## [TASK STATEMENT]
Report how many lines below contain the word "hela", and give only that number.

## [DATASET EXCERPTS]
○ ○ ○ ○ ○
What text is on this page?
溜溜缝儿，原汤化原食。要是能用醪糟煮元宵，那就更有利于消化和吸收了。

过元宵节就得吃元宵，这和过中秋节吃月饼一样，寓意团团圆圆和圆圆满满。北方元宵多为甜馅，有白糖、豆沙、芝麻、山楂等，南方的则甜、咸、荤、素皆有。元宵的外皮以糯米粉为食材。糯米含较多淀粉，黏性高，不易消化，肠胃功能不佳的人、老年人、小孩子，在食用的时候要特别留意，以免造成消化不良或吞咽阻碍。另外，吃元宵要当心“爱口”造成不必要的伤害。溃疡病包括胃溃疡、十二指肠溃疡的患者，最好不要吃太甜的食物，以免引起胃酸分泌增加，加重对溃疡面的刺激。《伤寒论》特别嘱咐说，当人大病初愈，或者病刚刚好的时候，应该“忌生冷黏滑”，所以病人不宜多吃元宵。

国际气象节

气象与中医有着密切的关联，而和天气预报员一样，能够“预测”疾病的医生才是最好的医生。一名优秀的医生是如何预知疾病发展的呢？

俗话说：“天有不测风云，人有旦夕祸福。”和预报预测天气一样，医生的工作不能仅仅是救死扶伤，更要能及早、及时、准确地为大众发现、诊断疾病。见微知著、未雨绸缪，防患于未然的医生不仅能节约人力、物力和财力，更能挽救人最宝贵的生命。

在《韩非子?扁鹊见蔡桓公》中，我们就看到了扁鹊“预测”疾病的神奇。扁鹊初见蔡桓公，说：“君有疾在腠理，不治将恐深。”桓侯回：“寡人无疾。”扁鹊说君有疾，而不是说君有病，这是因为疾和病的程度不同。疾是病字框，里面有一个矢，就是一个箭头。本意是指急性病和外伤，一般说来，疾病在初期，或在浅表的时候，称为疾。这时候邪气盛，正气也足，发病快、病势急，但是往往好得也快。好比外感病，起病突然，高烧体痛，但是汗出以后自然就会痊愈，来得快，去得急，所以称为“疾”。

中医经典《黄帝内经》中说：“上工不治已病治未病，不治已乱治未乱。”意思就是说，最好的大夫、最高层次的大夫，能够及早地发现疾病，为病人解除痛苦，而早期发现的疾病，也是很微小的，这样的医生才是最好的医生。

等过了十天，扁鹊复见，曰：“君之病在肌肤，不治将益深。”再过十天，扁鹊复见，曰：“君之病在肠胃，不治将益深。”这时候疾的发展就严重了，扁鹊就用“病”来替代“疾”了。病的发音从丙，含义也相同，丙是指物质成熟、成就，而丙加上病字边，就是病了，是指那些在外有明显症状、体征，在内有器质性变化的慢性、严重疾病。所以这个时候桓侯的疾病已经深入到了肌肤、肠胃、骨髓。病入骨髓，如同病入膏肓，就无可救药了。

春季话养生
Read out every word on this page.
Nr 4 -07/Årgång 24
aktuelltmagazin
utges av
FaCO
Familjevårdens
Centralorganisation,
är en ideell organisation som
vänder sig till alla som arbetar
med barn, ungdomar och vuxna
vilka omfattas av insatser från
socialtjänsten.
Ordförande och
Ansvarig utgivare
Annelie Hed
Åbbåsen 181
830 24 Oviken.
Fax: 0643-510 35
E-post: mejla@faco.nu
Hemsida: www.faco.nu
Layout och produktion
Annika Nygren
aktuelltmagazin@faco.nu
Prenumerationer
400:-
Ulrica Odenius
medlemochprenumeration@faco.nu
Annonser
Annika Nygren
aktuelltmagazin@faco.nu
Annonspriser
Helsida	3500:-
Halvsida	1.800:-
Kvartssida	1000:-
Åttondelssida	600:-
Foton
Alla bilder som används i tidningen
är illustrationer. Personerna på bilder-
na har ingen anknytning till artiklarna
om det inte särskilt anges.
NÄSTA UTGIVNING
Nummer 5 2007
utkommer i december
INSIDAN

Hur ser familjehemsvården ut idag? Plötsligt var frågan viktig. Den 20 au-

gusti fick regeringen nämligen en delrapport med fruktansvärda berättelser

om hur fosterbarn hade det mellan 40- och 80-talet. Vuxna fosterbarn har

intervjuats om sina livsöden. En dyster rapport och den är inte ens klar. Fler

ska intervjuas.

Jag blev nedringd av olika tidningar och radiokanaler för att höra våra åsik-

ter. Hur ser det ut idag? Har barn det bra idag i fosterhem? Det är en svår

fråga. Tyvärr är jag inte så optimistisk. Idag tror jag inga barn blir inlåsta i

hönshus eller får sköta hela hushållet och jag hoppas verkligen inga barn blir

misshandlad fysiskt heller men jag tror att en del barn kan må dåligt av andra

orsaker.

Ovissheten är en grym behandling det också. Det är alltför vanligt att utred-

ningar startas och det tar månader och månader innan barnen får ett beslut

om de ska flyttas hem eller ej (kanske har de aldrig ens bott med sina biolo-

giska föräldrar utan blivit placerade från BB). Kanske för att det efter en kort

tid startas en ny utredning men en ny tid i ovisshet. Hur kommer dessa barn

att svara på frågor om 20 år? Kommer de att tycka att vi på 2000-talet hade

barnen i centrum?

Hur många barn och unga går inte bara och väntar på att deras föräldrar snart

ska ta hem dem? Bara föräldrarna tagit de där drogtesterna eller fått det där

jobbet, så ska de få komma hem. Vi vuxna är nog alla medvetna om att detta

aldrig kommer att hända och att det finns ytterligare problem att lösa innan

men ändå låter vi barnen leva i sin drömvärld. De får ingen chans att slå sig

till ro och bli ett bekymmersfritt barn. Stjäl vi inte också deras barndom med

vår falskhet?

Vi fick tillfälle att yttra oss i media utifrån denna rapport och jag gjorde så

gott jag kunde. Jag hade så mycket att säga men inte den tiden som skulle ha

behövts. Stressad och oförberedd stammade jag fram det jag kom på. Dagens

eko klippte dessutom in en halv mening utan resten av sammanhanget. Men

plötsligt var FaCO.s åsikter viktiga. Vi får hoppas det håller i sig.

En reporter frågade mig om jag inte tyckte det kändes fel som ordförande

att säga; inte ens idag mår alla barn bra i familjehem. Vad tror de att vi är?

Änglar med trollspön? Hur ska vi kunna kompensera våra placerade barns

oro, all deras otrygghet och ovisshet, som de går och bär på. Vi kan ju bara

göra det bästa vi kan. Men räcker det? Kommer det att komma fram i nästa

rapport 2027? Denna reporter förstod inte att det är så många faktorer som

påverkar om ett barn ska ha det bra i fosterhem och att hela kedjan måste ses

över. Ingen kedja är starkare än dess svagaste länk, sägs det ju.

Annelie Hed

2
○ ○ ○ ○ ○
## [RESULT]
2